Work to be completed:
Copy the data that follows, character for character, minus the pictures.

Start Source material

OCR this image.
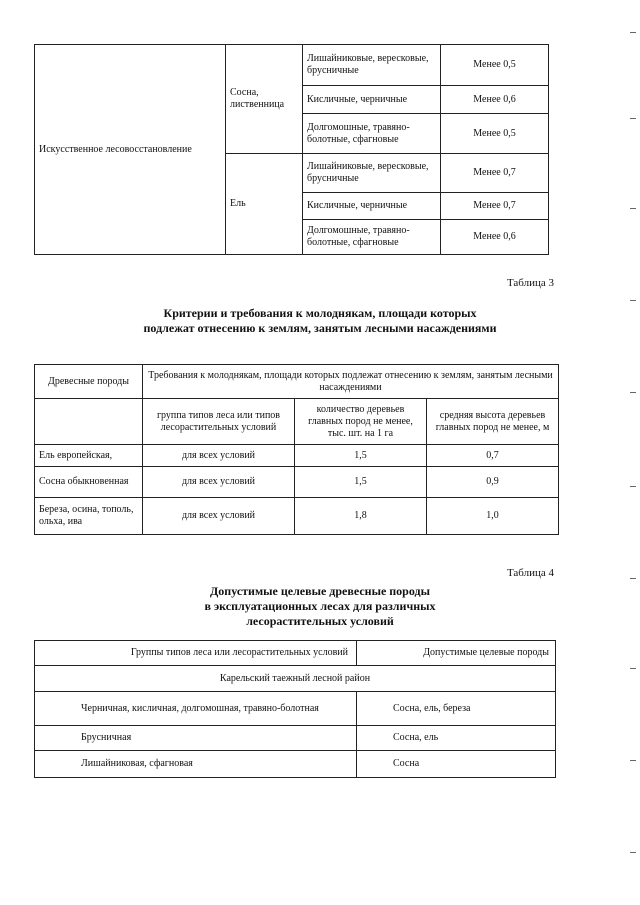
Искусственное лесовосстановление	Сосна, лиственница	Лишайниковые, вересковые, брусничные	Менее 0,5
		Кисличные, черничные	Менее 0,6
		Долгомошные, травяно-болотные, сфагновые	Менее 0,5
	Ель	Лишайниковые, вересковые, брусничные	Менее 0,7
		Кисличные, черничные	Менее 0,7
		Долгомошные, травяно-болотные, сфагновые	Менее 0,6
Таблица 3
Критерии и требования к молоднякам, площади которых
подлежат отнесению к землям, занятым лесными насаждениями
Древесные породы	Требования к молоднякам, площади которых подлежат отнесению к землям, занятым лесными насаждениями		
	группа типов леса или типов лесорастительных условий	количество деревьев главных пород не менее, тыс. шт. на 1 га	средняя высота деревьев главных пород не менее, м
Ель европейская,	для всех условий	1,5	0,7
Сосна обыкновенная	для всех условий	1,5	0,9
Береза, осина, тополь, ольха, ива	для всех условий	1,8	1,0
Таблица 4
Допустимые целевые древесные породы
в эксплуатационных лесах для различных
лесорастительных условий
Группы типов леса или лесорастительных условий	Допустимые целевые породы
Карельский таежный лесной район	
Черничная, кисличная, долгомошная, травяно-болотная	Сосна, ель, береза
Брусничная	Сосна, ель
Лишайниковая, сфагновая	Сосна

End Source material

Output for this task:
OCR this image.
Искусственное лесовосстановление	Сосна, лиственница	Лишайниковые, вересковые, брусничные	Менее 0,5
		Кисличные, черничные	Менее 0,6
		Долгомошные, травяно-болотные, сфагновые	Менее 0,5
	Ель	Лишайниковые, вересковые, брусничные	Менее 0,7
		Кисличные, черничные	Менее 0,7
		Долгомошные, травяно-болотные, сфагновые	Менее 0,6
Таблица 3
Критерии и требования к молоднякам, площади которых
подлежат отнесению к землям, занятым лесными насаждениями
Древесные породы	Требования к молоднякам, площади которых подлежат отнесению к землям, занятым лесными насаждениями		
	группа типов леса или типов лесорастительных условий	количество деревьев главных пород не менее, тыс. шт. на 1 га	средняя высота деревьев главных пород не менее, м
Ель европейская,	для всех условий	1,5	0,7
Сосна обыкновенная	для всех условий	1,5	0,9
Береза, осина, тополь, ольха, ива	для всех условий	1,8	1,0
Таблица 4
Допустимые целевые древесные породы
в эксплуатационных лесах для различных
лесорастительных условий
Группы типов леса или лесорастительных условий	Допустимые целевые породы
Карельский таежный лесной район	
Черничная, кисличная, долгомошная, травяно-болотная	Сосна, ель, береза
Брусничная	Сосна, ель
Лишайниковая, сфагновая	Сосна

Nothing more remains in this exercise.